**DATA FOR THE TASK**
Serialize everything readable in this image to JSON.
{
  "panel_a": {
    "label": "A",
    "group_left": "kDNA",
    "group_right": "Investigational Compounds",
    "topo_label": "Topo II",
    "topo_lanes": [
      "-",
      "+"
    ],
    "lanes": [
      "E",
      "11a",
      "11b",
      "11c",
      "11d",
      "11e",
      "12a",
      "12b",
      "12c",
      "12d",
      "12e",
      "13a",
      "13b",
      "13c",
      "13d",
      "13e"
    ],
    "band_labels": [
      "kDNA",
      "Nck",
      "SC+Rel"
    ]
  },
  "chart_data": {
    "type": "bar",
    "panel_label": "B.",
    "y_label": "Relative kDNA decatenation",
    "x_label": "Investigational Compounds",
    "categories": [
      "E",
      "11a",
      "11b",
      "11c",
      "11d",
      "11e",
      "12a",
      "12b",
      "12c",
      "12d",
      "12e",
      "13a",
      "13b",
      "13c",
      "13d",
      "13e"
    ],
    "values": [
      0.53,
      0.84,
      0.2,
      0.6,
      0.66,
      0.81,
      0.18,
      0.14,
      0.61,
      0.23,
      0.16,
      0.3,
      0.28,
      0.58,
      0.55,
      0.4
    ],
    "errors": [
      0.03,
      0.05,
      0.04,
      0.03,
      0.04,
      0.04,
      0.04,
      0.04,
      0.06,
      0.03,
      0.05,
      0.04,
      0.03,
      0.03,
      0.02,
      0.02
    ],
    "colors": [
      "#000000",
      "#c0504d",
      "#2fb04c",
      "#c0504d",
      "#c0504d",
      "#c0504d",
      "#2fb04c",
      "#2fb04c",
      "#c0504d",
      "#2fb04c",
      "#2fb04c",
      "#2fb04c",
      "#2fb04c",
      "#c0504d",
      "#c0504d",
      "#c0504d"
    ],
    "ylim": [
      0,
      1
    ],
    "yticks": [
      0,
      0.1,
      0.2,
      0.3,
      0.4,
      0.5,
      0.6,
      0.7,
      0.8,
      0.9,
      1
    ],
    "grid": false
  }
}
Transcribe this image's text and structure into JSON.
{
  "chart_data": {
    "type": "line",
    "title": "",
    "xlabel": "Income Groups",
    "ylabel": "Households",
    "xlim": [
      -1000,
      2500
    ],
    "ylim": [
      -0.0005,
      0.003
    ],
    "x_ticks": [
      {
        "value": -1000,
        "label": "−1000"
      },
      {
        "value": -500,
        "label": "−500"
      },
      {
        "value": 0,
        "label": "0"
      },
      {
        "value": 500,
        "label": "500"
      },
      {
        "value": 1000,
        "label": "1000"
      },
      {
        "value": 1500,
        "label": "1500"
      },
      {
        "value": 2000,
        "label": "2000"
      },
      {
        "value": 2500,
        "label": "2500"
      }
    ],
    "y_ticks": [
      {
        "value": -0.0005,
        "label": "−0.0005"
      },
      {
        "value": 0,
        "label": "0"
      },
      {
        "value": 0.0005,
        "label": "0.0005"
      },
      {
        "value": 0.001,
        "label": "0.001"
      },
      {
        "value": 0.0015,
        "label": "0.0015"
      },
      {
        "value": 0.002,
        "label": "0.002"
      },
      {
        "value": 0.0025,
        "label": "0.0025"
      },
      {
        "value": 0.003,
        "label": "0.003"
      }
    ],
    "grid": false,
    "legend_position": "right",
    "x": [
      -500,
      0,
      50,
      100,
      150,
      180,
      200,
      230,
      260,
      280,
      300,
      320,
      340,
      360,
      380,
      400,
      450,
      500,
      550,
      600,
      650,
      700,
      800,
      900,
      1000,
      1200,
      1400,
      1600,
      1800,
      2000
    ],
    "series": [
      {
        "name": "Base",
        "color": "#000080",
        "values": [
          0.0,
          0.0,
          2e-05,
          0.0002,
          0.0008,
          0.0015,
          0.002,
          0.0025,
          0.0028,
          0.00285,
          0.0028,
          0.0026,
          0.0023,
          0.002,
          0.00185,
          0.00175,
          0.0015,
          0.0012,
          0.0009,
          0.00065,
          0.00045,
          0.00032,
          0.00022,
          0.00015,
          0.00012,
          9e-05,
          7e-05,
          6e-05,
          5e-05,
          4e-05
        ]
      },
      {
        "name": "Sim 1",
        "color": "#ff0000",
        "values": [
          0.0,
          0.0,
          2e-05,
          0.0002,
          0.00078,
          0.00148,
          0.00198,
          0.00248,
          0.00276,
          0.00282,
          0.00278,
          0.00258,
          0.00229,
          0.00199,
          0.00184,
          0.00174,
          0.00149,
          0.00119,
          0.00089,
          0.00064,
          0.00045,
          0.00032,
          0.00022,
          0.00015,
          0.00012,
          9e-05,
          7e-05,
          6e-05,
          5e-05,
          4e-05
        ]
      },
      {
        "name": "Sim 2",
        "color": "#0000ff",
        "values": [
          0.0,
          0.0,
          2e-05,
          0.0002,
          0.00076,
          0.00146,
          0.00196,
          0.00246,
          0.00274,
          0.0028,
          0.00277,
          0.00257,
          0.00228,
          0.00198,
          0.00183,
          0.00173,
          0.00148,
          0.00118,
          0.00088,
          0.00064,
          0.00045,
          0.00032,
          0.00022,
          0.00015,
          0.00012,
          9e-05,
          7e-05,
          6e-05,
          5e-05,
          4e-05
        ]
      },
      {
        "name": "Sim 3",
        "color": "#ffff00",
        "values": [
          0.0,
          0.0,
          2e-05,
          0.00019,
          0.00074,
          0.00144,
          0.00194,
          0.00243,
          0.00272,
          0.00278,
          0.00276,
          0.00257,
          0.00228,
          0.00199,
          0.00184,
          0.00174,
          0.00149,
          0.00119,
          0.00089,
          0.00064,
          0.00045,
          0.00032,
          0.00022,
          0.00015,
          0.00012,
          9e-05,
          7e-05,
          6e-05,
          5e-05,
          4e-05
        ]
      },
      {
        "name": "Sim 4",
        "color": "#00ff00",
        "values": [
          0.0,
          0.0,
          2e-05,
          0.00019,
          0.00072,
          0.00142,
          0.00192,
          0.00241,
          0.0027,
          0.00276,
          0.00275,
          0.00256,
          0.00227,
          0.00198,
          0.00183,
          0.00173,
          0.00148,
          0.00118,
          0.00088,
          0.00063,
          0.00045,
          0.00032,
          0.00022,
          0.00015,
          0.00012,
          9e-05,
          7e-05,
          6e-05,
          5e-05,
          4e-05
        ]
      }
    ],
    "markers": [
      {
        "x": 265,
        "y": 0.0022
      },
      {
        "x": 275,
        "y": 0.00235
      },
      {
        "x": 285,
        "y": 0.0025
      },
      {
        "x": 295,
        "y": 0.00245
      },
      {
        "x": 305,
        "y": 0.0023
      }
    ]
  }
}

**WHAT IS ASKED**
Scan the records above and report how many lines include the word "Compounds", without any other text.

**WRITTEN SOLUTION**
2